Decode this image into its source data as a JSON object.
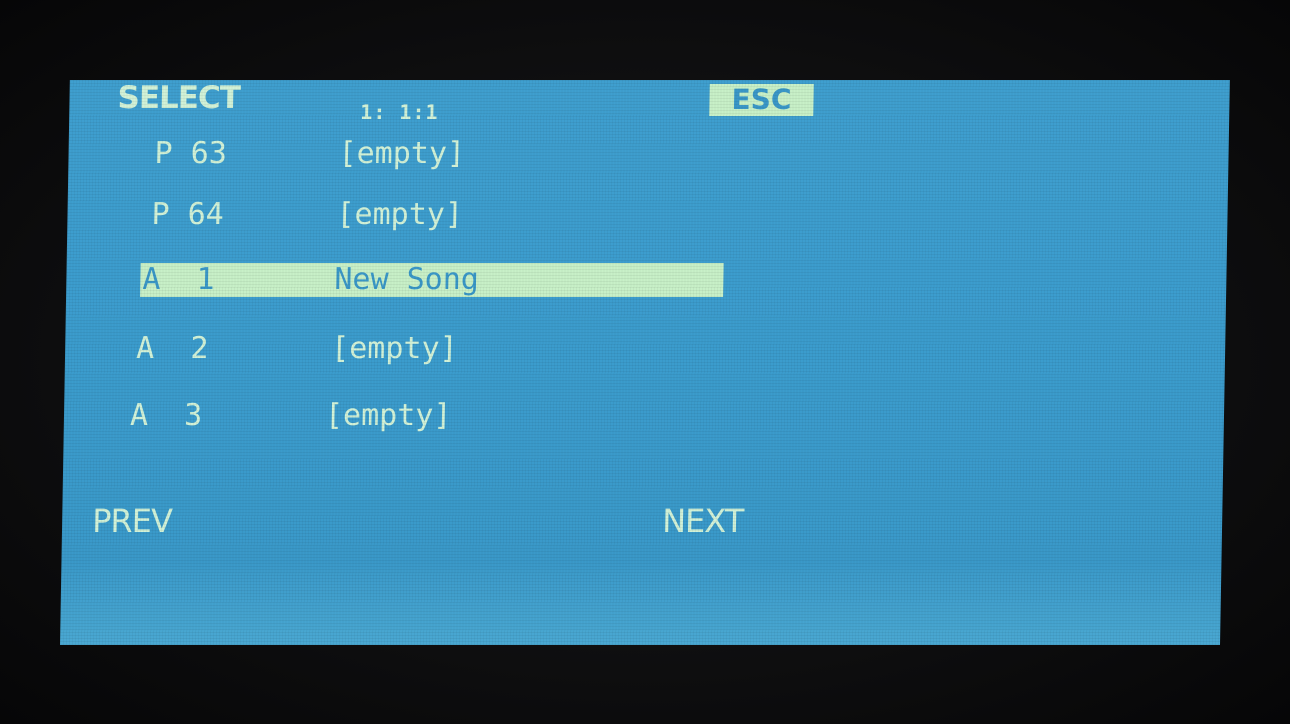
{
  "header": {
    "title": "SELECT",
    "position": "1: 1:1",
    "esc_label": "ESC"
  },
  "list": {
    "items": [
      {
        "slot": "P 63",
        "name": "[empty]",
        "selected": false
      },
      {
        "slot": "P 64",
        "name": "[empty]",
        "selected": false
      },
      {
        "slot": "A  1",
        "name": "New Song",
        "selected": true
      },
      {
        "slot": "A  2",
        "name": "[empty]",
        "selected": false
      },
      {
        "slot": "A  3",
        "name": "[empty]",
        "selected": false
      }
    ]
  },
  "softkeys": {
    "prev_label": "PREV",
    "next_label": "NEXT"
  },
  "colors": {
    "screen_background": "#3b9ccd",
    "text": "#d2f2d8",
    "highlight": "#c8f0c8"
  }
}
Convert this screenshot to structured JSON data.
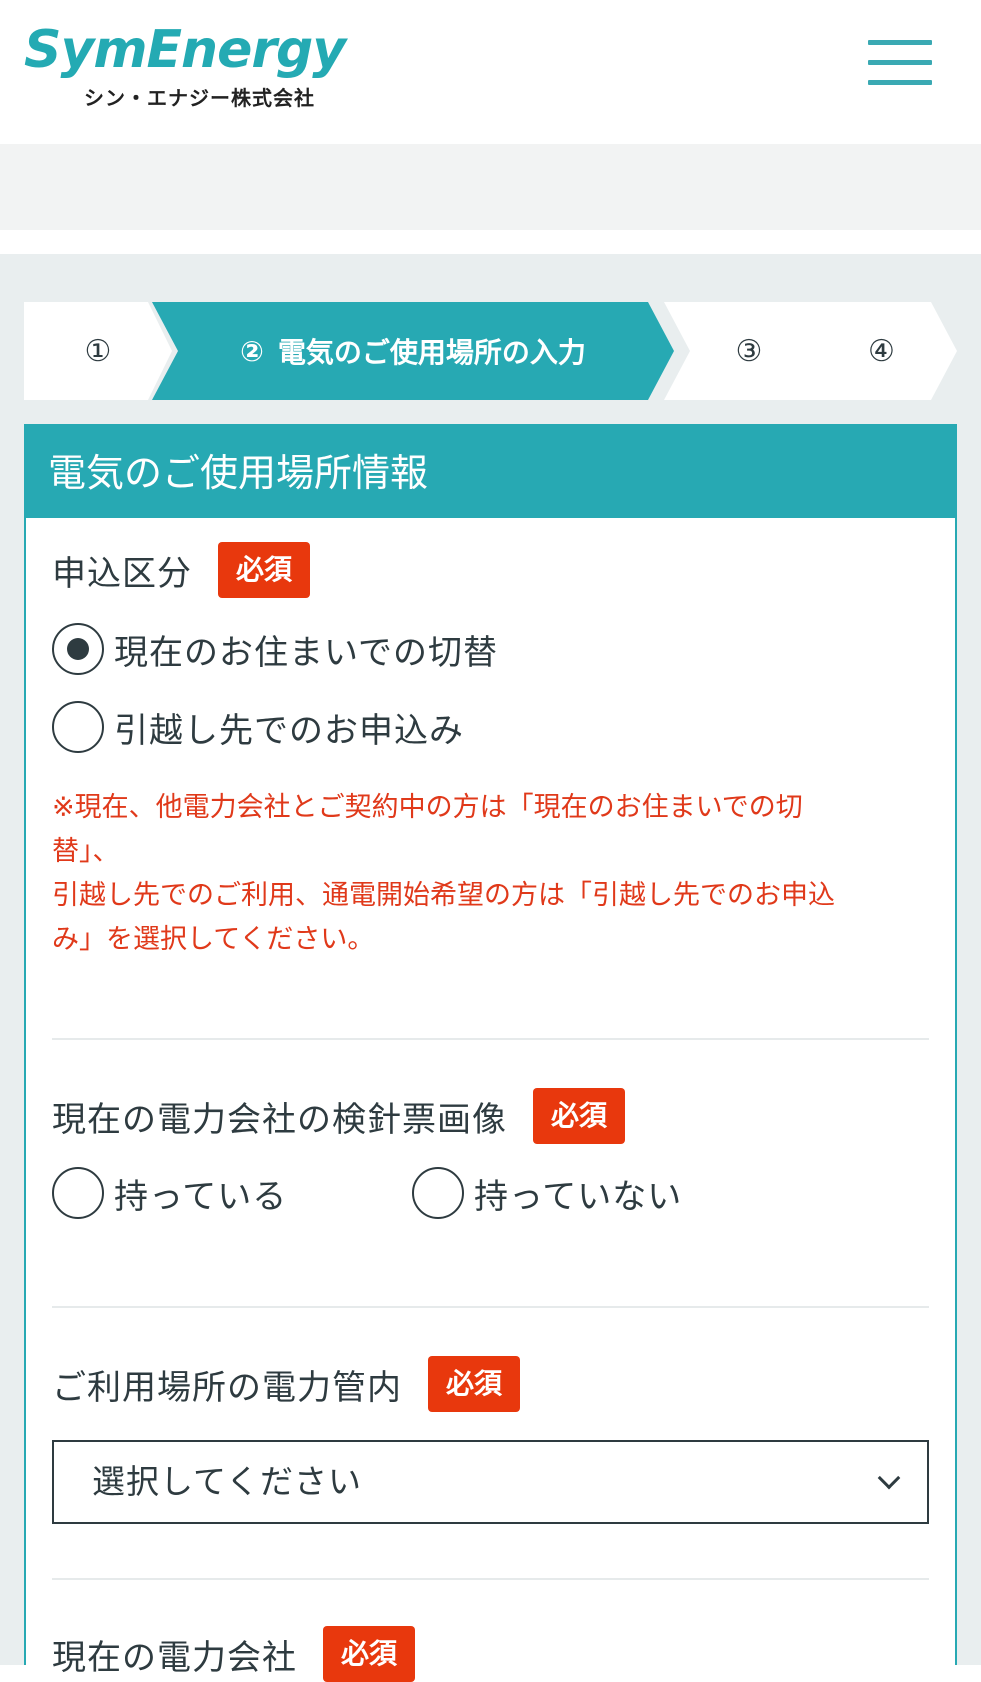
{
  "header": {
    "logo_main": "SymEnergy",
    "logo_sub": "シン・エナジー株式会社",
    "menu_icon": "hamburger-menu-icon"
  },
  "stepper": {
    "steps": [
      {
        "num": "①",
        "label": ""
      },
      {
        "num": "②",
        "label": "電気のご使用場所の入力"
      },
      {
        "num": "③",
        "label": ""
      },
      {
        "num": "④",
        "label": ""
      }
    ],
    "active_step": 2
  },
  "card": {
    "title": "電気のご使用場所情報",
    "required_label": "必須",
    "application_type": {
      "label": "申込区分",
      "options": [
        "現在のお住まいでの切替",
        "引越し先でのお申込み"
      ],
      "selected": 0,
      "note_lines": [
        "※現在、他電力会社とご契約中の方は「現在のお住まいでの切",
        "替」、",
        "引越し先でのご利用、通電開始希望の方は「引越し先でのお申込",
        "み」を選択してください。"
      ]
    },
    "meter_image": {
      "label": "現在の電力会社の検針票画像",
      "options": [
        "持っている",
        "持っていない"
      ]
    },
    "power_area": {
      "label": "ご利用場所の電力管内",
      "select_placeholder": "選択してください"
    },
    "current_company": {
      "label": "現在の電力会社"
    }
  },
  "colors": {
    "brand": "#27a9b3",
    "required": "#e8380d",
    "note": "#e0391a"
  }
}
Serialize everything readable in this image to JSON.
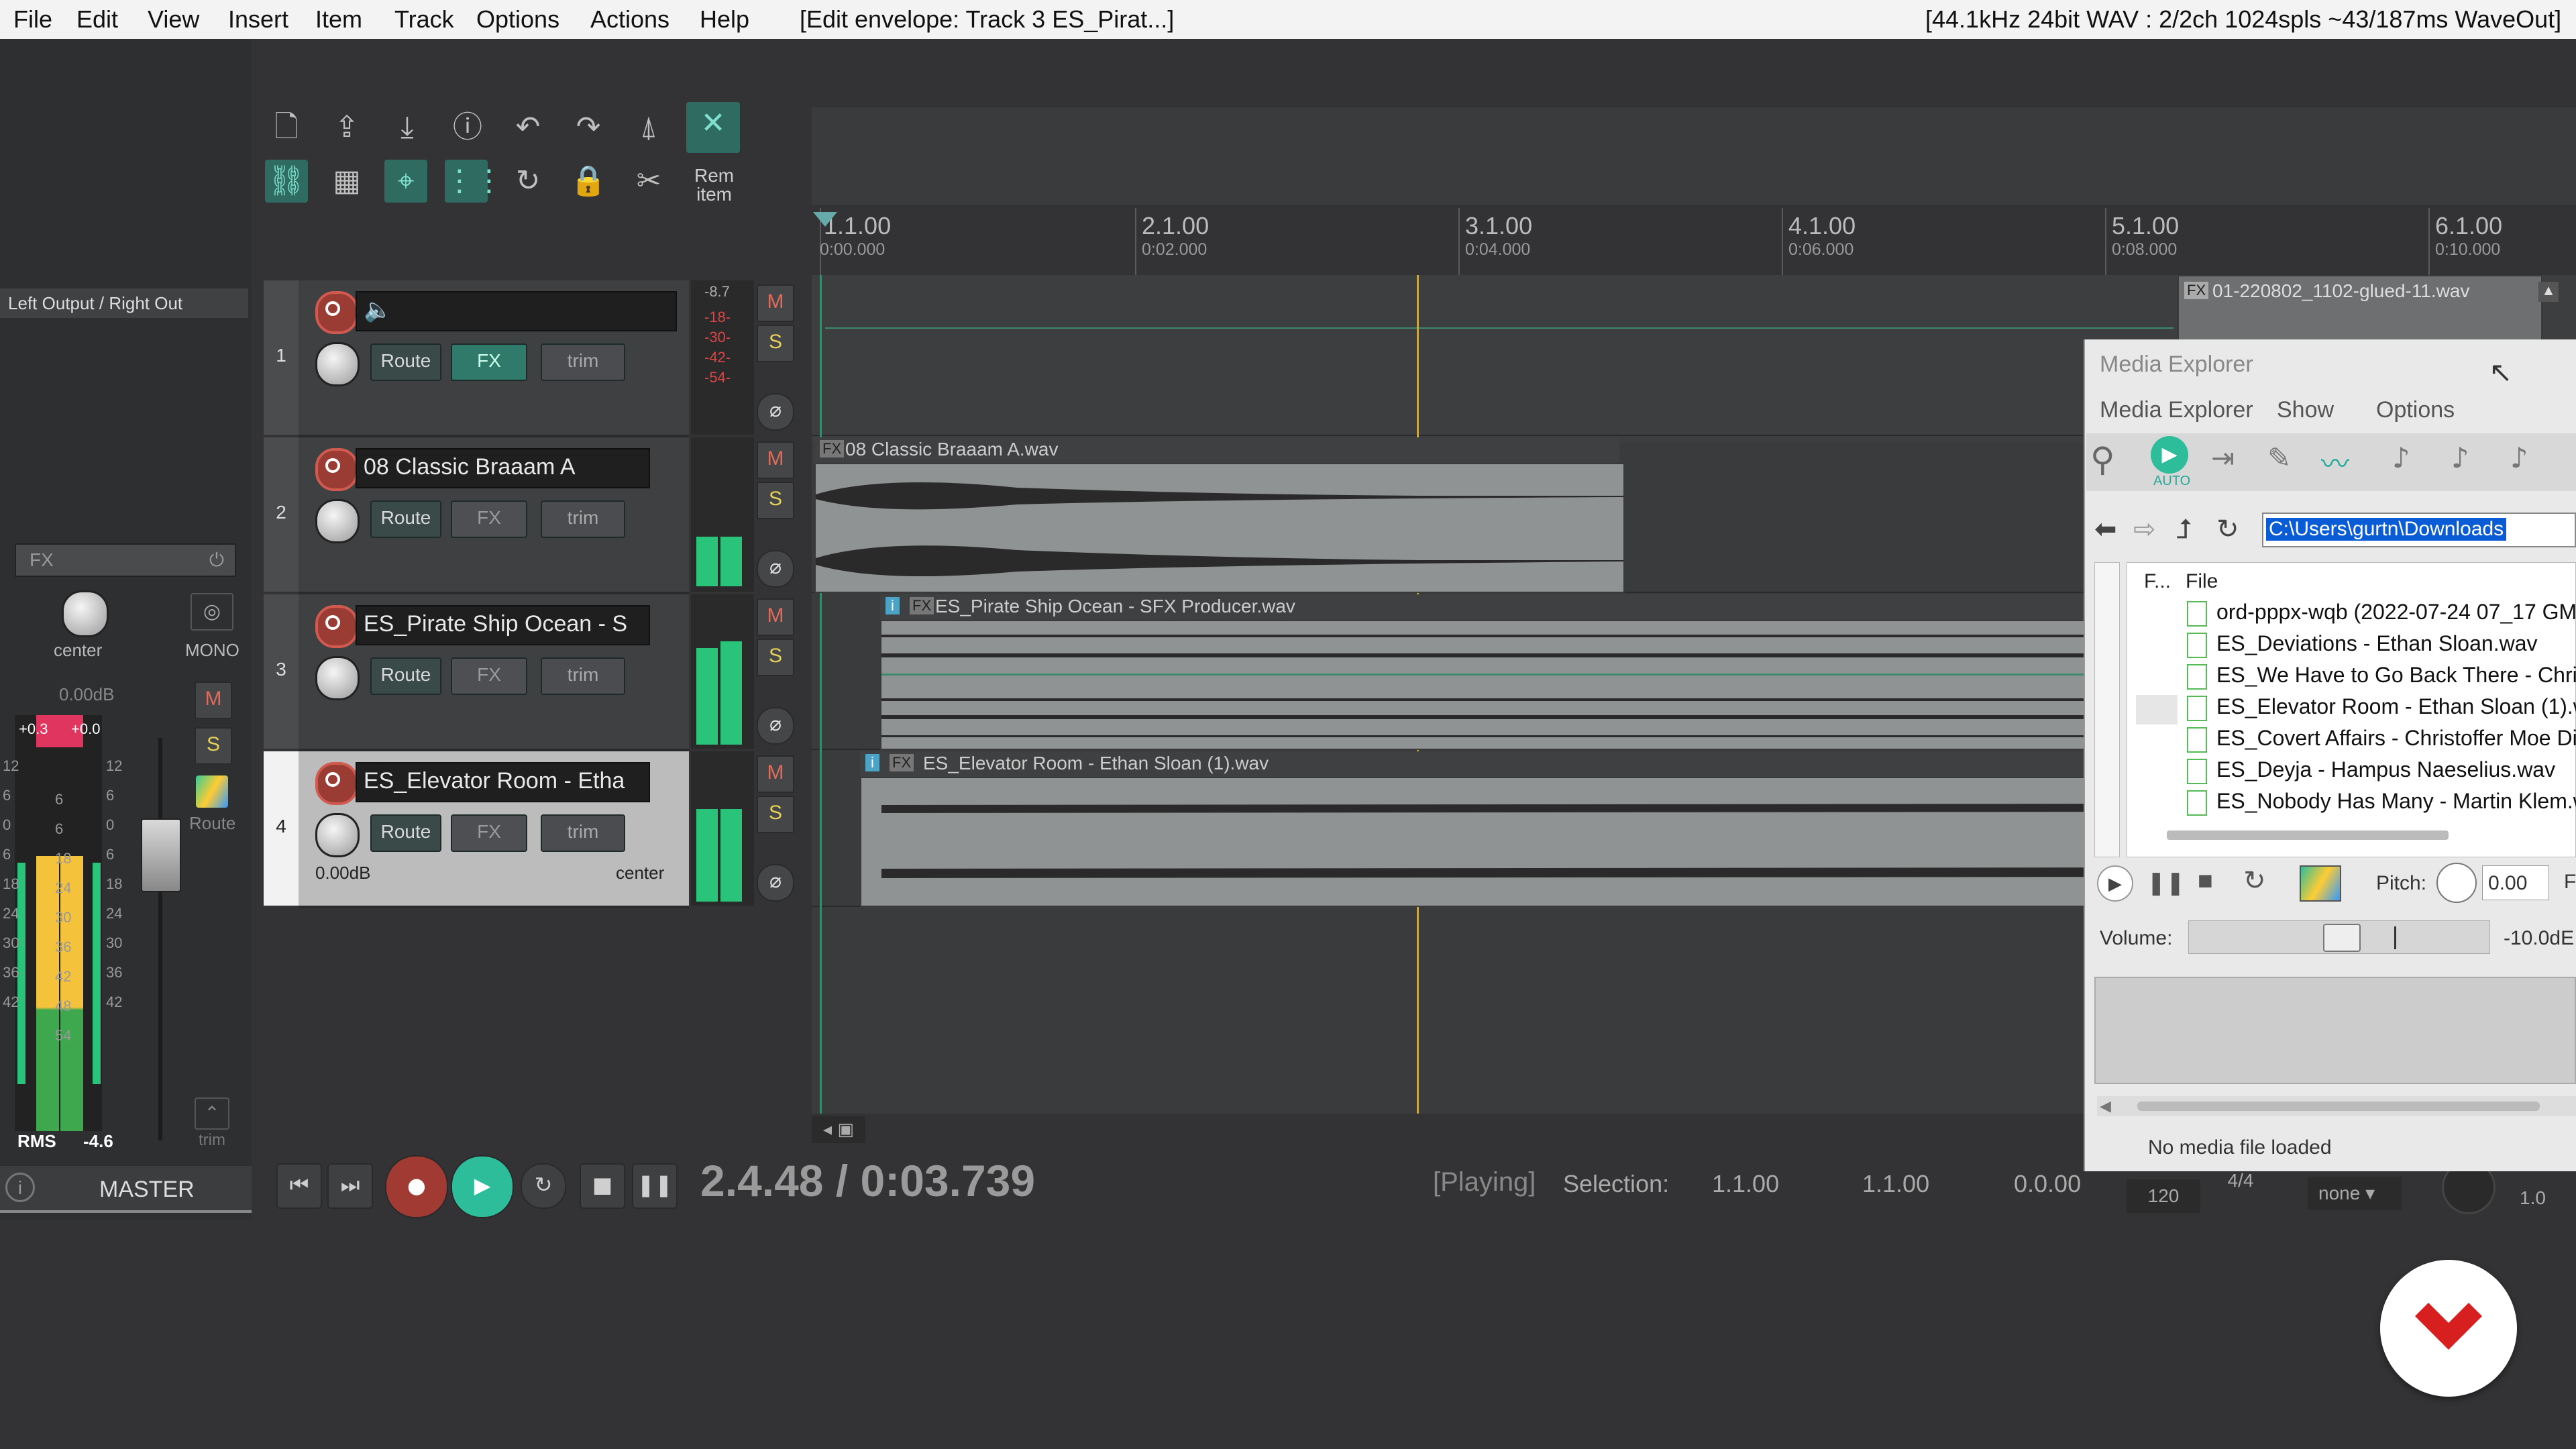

#####

→ **Problem details**
Do not include images; quote all of the entries above exactly.

→ **Solution**
Decode this image into its source data as a JSON object.
{
  "header": {
    "title": "SELECT",
    "position": "1: 1:1",
    "esc_label": "ESC"
  },
  "list": {
    "items": [
      {
        "slot": "P 63",
        "name": "[empty]",
        "selected": false
      },
      {
        "slot": "P 64",
        "name": "[empty]",
        "selected": false
      },
      {
        "slot": "A  1",
        "name": "New Song",
        "selected": true
      },
      {
        "slot": "A  2",
        "name": "[empty]",
        "selected": false
      },
      {
        "slot": "A  3",
        "name": "[empty]",
        "selected": false
      }
    ]
  },
  "softkeys": {
    "prev_label": "PREV",
    "next_label": "NEXT"
  },
  "colors": {
    "screen_background": "#3b9ccd",
    "text": "#d2f2d8",
    "highlight": "#c8f0c8"
  }
}
Convert this screenshot to structured JSON data.
{
  "header": {
    "logo_main": "SymEnergy",
    "logo_sub": "シン・エナジー株式会社",
    "menu_icon": "hamburger-menu-icon"
  },
  "stepper": {
    "steps": [
      {
        "num": "①",
        "label": ""
      },
      {
        "num": "②",
        "label": "電気のご使用場所の入力"
      },
      {
        "num": "③",
        "label": ""
      },
      {
        "num": "④",
        "label": ""
      }
    ],
    "active_step": 2
  },
  "card": {
    "title": "電気のご使用場所情報",
    "required_label": "必須",
    "application_type": {
      "label": "申込区分",
      "options": [
        "現在のお住まいでの切替",
        "引越し先でのお申込み"
      ],
      "selected": 0,
      "note_lines": [
        "※現在、他電力会社とご契約中の方は「現在のお住まいでの切",
        "替」、",
        "引越し先でのご利用、通電開始希望の方は「引越し先でのお申込",
        "み」を選択してください。"
      ]
    },
    "meter_image": {
      "label": "現在の電力会社の検針票画像",
      "options": [
        "持っている",
        "持っていない"
      ]
    },
    "power_area": {
      "label": "ご利用場所の電力管内",
      "select_placeholder": "選択してください"
    },
    "current_company": {
      "label": "現在の電力会社"
    }
  },
  "colors": {
    "brand": "#27a9b3",
    "required": "#e8380d",
    "note": "#e0391a"
  }
}
Serialize everything readable in this image to JSON.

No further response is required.